◆ **Data extract**
* begin *

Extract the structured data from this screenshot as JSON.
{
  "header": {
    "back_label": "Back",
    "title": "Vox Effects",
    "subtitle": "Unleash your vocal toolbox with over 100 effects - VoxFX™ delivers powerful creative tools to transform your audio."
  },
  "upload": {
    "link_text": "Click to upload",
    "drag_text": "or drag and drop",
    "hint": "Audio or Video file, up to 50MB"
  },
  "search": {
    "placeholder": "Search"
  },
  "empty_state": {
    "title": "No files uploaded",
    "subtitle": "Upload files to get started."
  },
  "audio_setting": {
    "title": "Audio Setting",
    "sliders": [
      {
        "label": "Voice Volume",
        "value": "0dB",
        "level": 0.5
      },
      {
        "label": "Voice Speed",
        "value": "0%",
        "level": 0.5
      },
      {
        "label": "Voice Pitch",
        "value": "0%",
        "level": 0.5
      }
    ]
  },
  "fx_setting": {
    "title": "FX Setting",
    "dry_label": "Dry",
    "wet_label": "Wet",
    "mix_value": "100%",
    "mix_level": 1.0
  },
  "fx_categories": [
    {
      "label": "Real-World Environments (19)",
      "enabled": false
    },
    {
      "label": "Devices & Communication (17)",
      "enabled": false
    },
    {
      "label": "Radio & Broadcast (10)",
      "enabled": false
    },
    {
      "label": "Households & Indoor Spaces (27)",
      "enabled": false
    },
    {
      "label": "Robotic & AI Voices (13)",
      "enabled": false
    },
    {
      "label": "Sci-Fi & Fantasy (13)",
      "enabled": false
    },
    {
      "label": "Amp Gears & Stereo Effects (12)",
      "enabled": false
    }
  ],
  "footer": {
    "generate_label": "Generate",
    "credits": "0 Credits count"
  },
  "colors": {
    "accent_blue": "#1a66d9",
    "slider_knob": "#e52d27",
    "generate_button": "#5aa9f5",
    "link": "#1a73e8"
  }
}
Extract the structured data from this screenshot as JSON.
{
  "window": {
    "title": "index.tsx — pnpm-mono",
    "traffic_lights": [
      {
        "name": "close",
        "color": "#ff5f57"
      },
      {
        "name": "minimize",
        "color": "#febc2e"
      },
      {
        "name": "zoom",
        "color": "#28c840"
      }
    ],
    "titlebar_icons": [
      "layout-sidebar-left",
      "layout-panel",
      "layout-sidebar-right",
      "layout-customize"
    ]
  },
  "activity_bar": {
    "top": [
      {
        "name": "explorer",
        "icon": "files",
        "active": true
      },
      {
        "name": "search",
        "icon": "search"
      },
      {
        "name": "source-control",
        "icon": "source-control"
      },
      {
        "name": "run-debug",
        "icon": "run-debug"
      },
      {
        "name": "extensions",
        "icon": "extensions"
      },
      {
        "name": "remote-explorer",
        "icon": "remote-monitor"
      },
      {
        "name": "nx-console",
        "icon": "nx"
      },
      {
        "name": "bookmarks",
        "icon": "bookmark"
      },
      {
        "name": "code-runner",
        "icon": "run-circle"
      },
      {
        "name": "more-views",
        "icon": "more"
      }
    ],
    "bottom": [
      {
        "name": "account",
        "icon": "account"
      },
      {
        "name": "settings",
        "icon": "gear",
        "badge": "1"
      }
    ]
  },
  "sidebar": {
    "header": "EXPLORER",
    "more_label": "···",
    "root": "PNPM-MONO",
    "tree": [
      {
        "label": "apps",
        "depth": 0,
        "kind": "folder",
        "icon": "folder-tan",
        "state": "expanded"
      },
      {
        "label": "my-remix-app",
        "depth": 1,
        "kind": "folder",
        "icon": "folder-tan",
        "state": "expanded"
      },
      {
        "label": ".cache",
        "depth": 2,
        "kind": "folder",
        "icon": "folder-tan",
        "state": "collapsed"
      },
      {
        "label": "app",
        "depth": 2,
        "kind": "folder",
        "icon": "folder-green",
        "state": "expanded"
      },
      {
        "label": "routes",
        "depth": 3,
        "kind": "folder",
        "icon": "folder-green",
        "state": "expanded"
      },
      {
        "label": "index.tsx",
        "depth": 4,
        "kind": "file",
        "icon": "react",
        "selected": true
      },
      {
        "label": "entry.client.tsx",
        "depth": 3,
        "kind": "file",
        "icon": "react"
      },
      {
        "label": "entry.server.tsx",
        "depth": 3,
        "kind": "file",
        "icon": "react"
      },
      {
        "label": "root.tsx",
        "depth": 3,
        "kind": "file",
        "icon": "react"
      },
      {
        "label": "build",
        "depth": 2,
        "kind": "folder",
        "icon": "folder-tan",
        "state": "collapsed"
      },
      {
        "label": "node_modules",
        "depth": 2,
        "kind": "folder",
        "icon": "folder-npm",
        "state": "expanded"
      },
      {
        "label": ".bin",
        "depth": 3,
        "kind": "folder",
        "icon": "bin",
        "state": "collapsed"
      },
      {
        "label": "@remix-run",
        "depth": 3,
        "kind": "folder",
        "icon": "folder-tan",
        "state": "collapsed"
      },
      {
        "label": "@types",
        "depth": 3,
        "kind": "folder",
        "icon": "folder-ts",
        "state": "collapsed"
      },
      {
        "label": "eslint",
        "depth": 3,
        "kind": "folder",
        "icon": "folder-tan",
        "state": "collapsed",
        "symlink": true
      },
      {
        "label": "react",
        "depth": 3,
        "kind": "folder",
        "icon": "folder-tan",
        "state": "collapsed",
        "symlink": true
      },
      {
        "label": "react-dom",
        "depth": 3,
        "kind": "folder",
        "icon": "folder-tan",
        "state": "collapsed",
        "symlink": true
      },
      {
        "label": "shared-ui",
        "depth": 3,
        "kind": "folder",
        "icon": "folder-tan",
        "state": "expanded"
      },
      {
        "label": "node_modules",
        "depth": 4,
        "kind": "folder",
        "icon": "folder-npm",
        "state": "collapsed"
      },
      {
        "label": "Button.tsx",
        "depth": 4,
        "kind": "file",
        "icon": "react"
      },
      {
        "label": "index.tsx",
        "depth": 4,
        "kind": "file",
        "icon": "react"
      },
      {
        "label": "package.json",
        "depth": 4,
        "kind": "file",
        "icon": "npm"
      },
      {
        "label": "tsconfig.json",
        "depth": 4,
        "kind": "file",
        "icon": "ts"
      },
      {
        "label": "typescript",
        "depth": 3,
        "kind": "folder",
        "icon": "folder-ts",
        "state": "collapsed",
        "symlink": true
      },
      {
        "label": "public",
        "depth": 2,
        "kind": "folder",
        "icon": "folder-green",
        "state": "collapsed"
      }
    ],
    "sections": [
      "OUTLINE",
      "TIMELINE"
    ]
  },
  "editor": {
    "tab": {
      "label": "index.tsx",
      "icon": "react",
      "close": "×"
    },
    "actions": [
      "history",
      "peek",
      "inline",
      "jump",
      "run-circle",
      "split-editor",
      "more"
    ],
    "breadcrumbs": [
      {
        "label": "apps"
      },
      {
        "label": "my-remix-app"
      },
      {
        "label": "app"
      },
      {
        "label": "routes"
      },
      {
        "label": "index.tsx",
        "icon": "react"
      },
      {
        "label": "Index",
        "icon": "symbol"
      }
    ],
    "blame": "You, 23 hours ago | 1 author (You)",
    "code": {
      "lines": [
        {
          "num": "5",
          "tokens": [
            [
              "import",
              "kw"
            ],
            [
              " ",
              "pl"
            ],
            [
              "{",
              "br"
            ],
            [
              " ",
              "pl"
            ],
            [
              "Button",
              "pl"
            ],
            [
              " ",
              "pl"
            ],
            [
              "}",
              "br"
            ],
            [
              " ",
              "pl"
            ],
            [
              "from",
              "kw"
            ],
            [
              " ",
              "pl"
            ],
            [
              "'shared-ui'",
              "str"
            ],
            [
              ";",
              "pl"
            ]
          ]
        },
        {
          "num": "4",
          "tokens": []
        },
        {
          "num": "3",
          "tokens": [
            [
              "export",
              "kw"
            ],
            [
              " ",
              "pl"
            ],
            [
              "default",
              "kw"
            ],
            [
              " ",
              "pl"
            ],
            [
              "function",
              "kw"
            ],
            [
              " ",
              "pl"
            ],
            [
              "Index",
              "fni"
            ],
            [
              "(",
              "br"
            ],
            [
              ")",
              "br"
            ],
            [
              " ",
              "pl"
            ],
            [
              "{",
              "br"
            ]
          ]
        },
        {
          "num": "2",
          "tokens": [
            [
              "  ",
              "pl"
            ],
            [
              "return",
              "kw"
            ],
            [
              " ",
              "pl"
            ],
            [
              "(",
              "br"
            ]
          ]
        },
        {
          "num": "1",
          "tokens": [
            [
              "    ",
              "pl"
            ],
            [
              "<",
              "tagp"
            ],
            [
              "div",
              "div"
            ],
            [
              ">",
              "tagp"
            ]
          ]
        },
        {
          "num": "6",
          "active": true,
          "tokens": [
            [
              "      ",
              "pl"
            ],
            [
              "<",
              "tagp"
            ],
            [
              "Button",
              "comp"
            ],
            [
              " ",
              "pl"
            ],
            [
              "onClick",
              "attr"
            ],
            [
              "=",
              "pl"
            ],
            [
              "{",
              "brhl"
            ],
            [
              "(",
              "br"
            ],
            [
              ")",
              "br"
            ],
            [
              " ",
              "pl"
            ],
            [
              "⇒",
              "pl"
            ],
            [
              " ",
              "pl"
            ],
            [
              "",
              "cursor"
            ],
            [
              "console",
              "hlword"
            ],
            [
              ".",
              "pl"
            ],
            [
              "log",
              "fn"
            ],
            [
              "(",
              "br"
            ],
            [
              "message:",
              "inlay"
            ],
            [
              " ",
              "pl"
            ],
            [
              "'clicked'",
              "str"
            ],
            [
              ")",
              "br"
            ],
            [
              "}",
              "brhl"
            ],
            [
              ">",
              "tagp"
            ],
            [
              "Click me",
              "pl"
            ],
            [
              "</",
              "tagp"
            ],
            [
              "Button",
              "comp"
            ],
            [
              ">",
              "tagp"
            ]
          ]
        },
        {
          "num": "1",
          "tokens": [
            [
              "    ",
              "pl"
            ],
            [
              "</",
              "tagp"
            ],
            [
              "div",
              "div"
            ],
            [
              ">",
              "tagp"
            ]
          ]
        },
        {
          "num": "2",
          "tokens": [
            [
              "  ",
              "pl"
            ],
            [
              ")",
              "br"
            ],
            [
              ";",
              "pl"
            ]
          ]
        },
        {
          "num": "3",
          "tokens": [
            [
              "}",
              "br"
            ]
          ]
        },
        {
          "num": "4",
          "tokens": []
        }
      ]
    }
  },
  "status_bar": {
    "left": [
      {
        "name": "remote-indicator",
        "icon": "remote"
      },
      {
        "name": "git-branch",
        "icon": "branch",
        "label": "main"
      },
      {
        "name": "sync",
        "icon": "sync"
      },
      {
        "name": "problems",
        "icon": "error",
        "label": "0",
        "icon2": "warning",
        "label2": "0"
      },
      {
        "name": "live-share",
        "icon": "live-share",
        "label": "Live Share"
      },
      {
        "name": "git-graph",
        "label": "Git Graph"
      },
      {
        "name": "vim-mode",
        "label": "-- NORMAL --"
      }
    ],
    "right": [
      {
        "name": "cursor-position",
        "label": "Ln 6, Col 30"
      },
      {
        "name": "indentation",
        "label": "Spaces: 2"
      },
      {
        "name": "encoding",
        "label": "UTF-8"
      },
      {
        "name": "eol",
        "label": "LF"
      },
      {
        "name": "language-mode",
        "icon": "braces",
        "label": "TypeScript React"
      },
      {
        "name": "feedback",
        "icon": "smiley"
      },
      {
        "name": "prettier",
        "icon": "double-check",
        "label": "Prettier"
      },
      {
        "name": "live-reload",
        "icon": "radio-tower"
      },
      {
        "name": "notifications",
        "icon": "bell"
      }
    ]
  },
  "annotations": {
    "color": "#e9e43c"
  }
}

* end *

◆ **What is expected**
Count every line of the records that holds the string "layout". Write only the total.

◆ **Final answer**
4